Work to do
Copy out each line that mentions the word "screenshot".

Supplied records
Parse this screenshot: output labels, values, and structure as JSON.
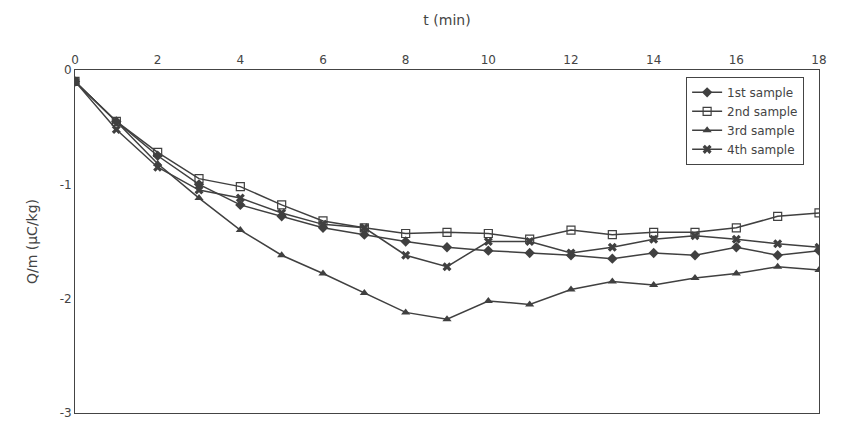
{
  "chart_data": {
    "type": "line",
    "xlabel": "t (min)",
    "ylabel": "Q/m (μC/kg)",
    "x": [
      0,
      1,
      2,
      3,
      4,
      5,
      6,
      7,
      8,
      9,
      10,
      11,
      12,
      13,
      14,
      15,
      16,
      17,
      18
    ],
    "series": [
      {
        "name": "1st sample",
        "color": "#404040",
        "marker": "diamond",
        "values": [
          -0.1,
          -0.45,
          -0.75,
          -1.0,
          -1.18,
          -1.28,
          -1.38,
          -1.44,
          -1.5,
          -1.55,
          -1.58,
          -1.6,
          -1.62,
          -1.65,
          -1.6,
          -1.62,
          -1.55,
          -1.62,
          -1.58
        ]
      },
      {
        "name": "2nd sample",
        "color": "#404040",
        "marker": "square-open",
        "values": [
          -0.1,
          -0.45,
          -0.72,
          -0.95,
          -1.02,
          -1.18,
          -1.32,
          -1.38,
          -1.43,
          -1.42,
          -1.43,
          -1.48,
          -1.4,
          -1.44,
          -1.42,
          -1.42,
          -1.38,
          -1.28,
          -1.25
        ]
      },
      {
        "name": "3rd sample",
        "color": "#404040",
        "marker": "triangle-up",
        "values": [
          -0.1,
          -0.45,
          -0.82,
          -1.12,
          -1.4,
          -1.62,
          -1.78,
          -1.95,
          -2.12,
          -2.18,
          -2.02,
          -2.05,
          -1.92,
          -1.85,
          -1.88,
          -1.82,
          -1.78,
          -1.72,
          -1.75
        ]
      },
      {
        "name": "4th sample",
        "color": "#404040",
        "marker": "x",
        "values": [
          -0.1,
          -0.52,
          -0.85,
          -1.05,
          -1.12,
          -1.25,
          -1.35,
          -1.38,
          -1.62,
          -1.72,
          -1.5,
          -1.5,
          -1.6,
          -1.55,
          -1.48,
          -1.45,
          -1.48,
          -1.52,
          -1.55
        ]
      }
    ],
    "xlim": [
      0,
      18
    ],
    "ylim": [
      -3,
      0
    ],
    "xticks": [
      0,
      2,
      4,
      6,
      8,
      10,
      12,
      14,
      16,
      18
    ],
    "yticks": [
      0,
      -1,
      -2,
      -3
    ],
    "grid": false,
    "legend": "upper right"
  }
}
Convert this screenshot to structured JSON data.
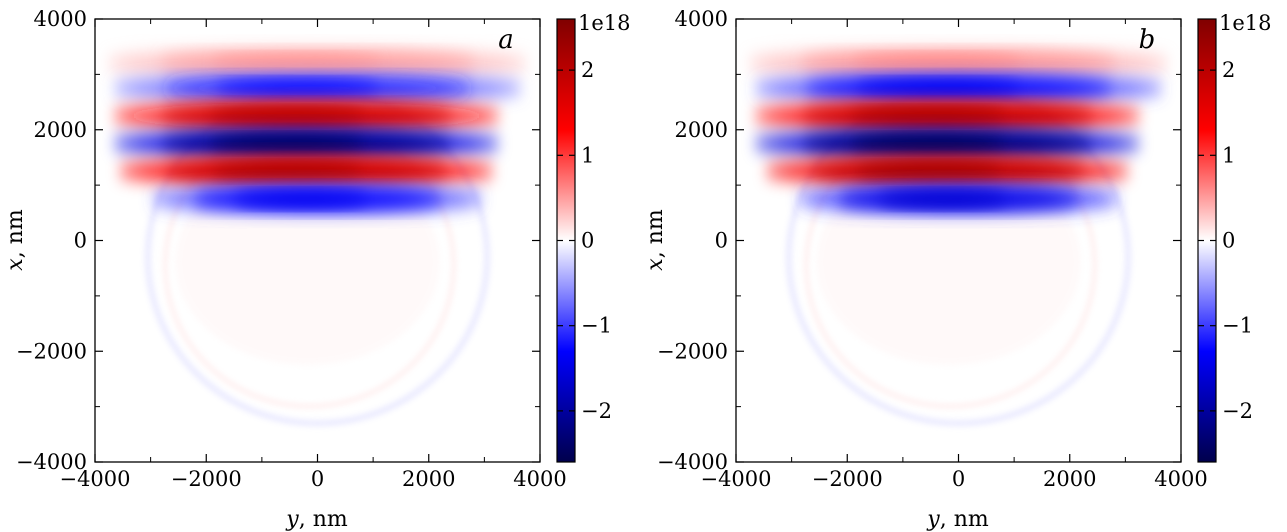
{
  "chart_data": [
    {
      "type": "heatmap",
      "panel_label": "a",
      "xlabel_var": "y",
      "xlabel_unit": ", nm",
      "ylabel_var": "x",
      "ylabel_unit": ", nm",
      "xlim": [
        -4000,
        4000
      ],
      "ylim": [
        -4000,
        4000
      ],
      "x_ticks": [
        -4000,
        -2000,
        0,
        2000,
        4000
      ],
      "y_ticks": [
        -4000,
        -2000,
        0,
        2000,
        4000
      ],
      "x_tick_labels": [
        "−4000",
        "−2000",
        "0",
        "2000",
        "4000"
      ],
      "y_tick_labels": [
        "−4000",
        "−2000",
        "0",
        "2000",
        "4000"
      ],
      "colormap": "seismic",
      "colorbar": {
        "multiplier_label": "1e18",
        "range": [
          -2.6,
          2.6
        ],
        "ticks": [
          -2,
          -1,
          0,
          1,
          2
        ],
        "tick_labels": [
          "−2",
          "−1",
          "0",
          "1",
          "2"
        ]
      },
      "bands": [
        {
          "x": 3200,
          "amplitude": 0.5,
          "y_center": 0,
          "half_width": 3800
        },
        {
          "x": 2750,
          "amplitude": -1.1,
          "y_center": 0,
          "half_width": 3700
        },
        {
          "x": 2250,
          "amplitude": 1.9,
          "y_center": -200,
          "half_width": 3500
        },
        {
          "x": 1750,
          "amplitude": -2.3,
          "y_center": -200,
          "half_width": 3500
        },
        {
          "x": 1250,
          "amplitude": 2.0,
          "y_center": -200,
          "half_width": 3400
        },
        {
          "x": 750,
          "amplitude": -1.3,
          "y_center": 0,
          "half_width": 3000
        }
      ],
      "ring": {
        "y_center": 0,
        "x_center": -300,
        "radius_y": 3050,
        "radius_x": 3000,
        "amplitude": 0.15
      }
    },
    {
      "type": "heatmap",
      "panel_label": "b",
      "xlabel_var": "y",
      "xlabel_unit": ", nm",
      "ylabel_var": "x",
      "ylabel_unit": ", nm",
      "xlim": [
        -4000,
        4000
      ],
      "ylim": [
        -4000,
        4000
      ],
      "x_ticks": [
        -4000,
        -2000,
        0,
        2000,
        4000
      ],
      "y_ticks": [
        -4000,
        -2000,
        0,
        2000,
        4000
      ],
      "x_tick_labels": [
        "−4000",
        "−2000",
        "0",
        "2000",
        "4000"
      ],
      "y_tick_labels": [
        "−4000",
        "−2000",
        "0",
        "2000",
        "4000"
      ],
      "colormap": "seismic",
      "colorbar": {
        "multiplier_label": "1e18",
        "range": [
          -2.6,
          2.6
        ],
        "ticks": [
          -2,
          -1,
          0,
          1,
          2
        ],
        "tick_labels": [
          "−2",
          "−1",
          "0",
          "1",
          "2"
        ]
      },
      "bands": [
        {
          "x": 3200,
          "amplitude": 0.55,
          "y_center": 0,
          "half_width": 3800
        },
        {
          "x": 2750,
          "amplitude": -1.3,
          "y_center": 0,
          "half_width": 3700
        },
        {
          "x": 2250,
          "amplitude": 2.0,
          "y_center": -200,
          "half_width": 3500
        },
        {
          "x": 1750,
          "amplitude": -2.4,
          "y_center": -200,
          "half_width": 3500
        },
        {
          "x": 1250,
          "amplitude": 2.1,
          "y_center": -200,
          "half_width": 3300
        },
        {
          "x": 750,
          "amplitude": -1.5,
          "y_center": 0,
          "half_width": 2900
        }
      ],
      "ring": {
        "y_center": 0,
        "x_center": -300,
        "radius_y": 3050,
        "radius_x": 3000,
        "amplitude": 0.15
      }
    }
  ]
}
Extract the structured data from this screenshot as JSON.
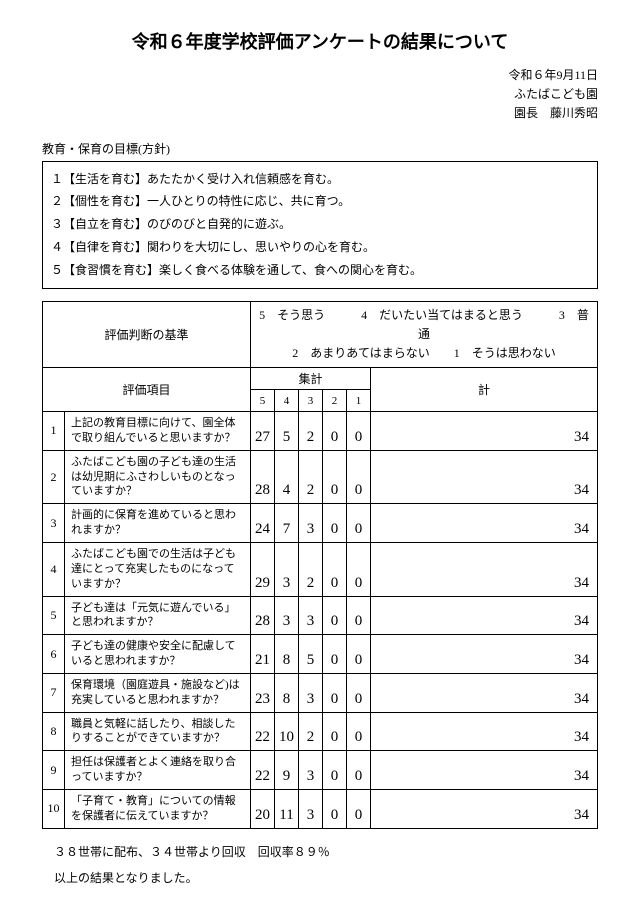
{
  "title": "令和６年度学校評価アンケートの結果について",
  "meta": {
    "date": "令和６年9月11日",
    "school": "ふたばこども園",
    "director": "園長　藤川秀昭"
  },
  "subtitle": "教育・保育の目標(方針)",
  "policies": [
    "１【生活を育む】あたたかく受け入れ信頼感を育む。",
    "２【個性を育む】一人ひとりの特性に応じ、共に育つ。",
    "３【自立を育む】のびのびと自発的に遊ぶ。",
    "４【自律を育む】関わりを大切にし、思いやりの心を育む。",
    "５【食習慣を育む】楽しく食べる体験を通して、食への関心を育む。"
  ],
  "criteria_label": "評価判断の基準",
  "criteria_text_top": "5　そう思う　　　4　だいたい当てはまると思う　　　3　普通",
  "criteria_text_bottom": "2　あまりあてはまらない　　1　そうは思わない",
  "headers": {
    "item": "評価項目",
    "aggregate": "集計",
    "total": "計",
    "scores": [
      "5",
      "4",
      "3",
      "2",
      "1"
    ]
  },
  "rows": [
    {
      "n": "1",
      "q": "上記の教育目標に向けて、園全体で取り組んでいると思いますか？",
      "s": [
        "27",
        "5",
        "2",
        "0",
        "0"
      ],
      "t": "34"
    },
    {
      "n": "2",
      "q": "ふたばこども園の子ども達の生活は幼児期にふさわしいものとなっていますか？",
      "s": [
        "28",
        "4",
        "2",
        "0",
        "0"
      ],
      "t": "34"
    },
    {
      "n": "3",
      "q": "計画的に保育を進めていると思われますか？",
      "s": [
        "24",
        "7",
        "3",
        "0",
        "0"
      ],
      "t": "34"
    },
    {
      "n": "4",
      "q": "ふたばこども園での生活は子ども達にとって充実したものになっていますか？",
      "s": [
        "29",
        "3",
        "2",
        "0",
        "0"
      ],
      "t": "34"
    },
    {
      "n": "5",
      "q": "子ども達は「元気に遊んでいる」と思われますか？",
      "s": [
        "28",
        "3",
        "3",
        "0",
        "0"
      ],
      "t": "34"
    },
    {
      "n": "6",
      "q": "子ども達の健康や安全に配慮していると思われますか？",
      "s": [
        "21",
        "8",
        "5",
        "0",
        "0"
      ],
      "t": "34"
    },
    {
      "n": "7",
      "q": "保育環境（園庭遊具・施設など)は充実していると思われますか？",
      "s": [
        "23",
        "8",
        "3",
        "0",
        "0"
      ],
      "t": "34"
    },
    {
      "n": "8",
      "q": "職員と気軽に話したり、相談したりすることができていますか？",
      "s": [
        "22",
        "10",
        "2",
        "0",
        "0"
      ],
      "t": "34"
    },
    {
      "n": "9",
      "q": "担任は保護者とよく連絡を取り合っていますか？",
      "s": [
        "22",
        "9",
        "3",
        "0",
        "0"
      ],
      "t": "34"
    },
    {
      "n": "10",
      "q": "「子育て・教育」についての情報を保護者に伝えていますか？",
      "s": [
        "20",
        "11",
        "3",
        "0",
        "0"
      ],
      "t": "34"
    }
  ],
  "footer1": "３８世帯に配布、３４世帯より回収　回収率８９％",
  "footer2": "以上の結果となりました。"
}
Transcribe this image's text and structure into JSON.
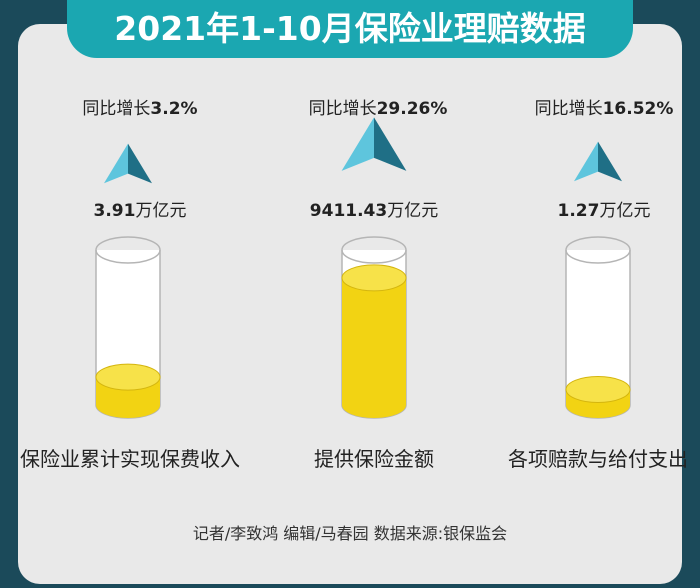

Completed exercise
Parse this screenshot: output labels, values, and structure as JSON.
Convert this screenshot to structured JSON data.
Extract the structured data from this screenshot as JSON.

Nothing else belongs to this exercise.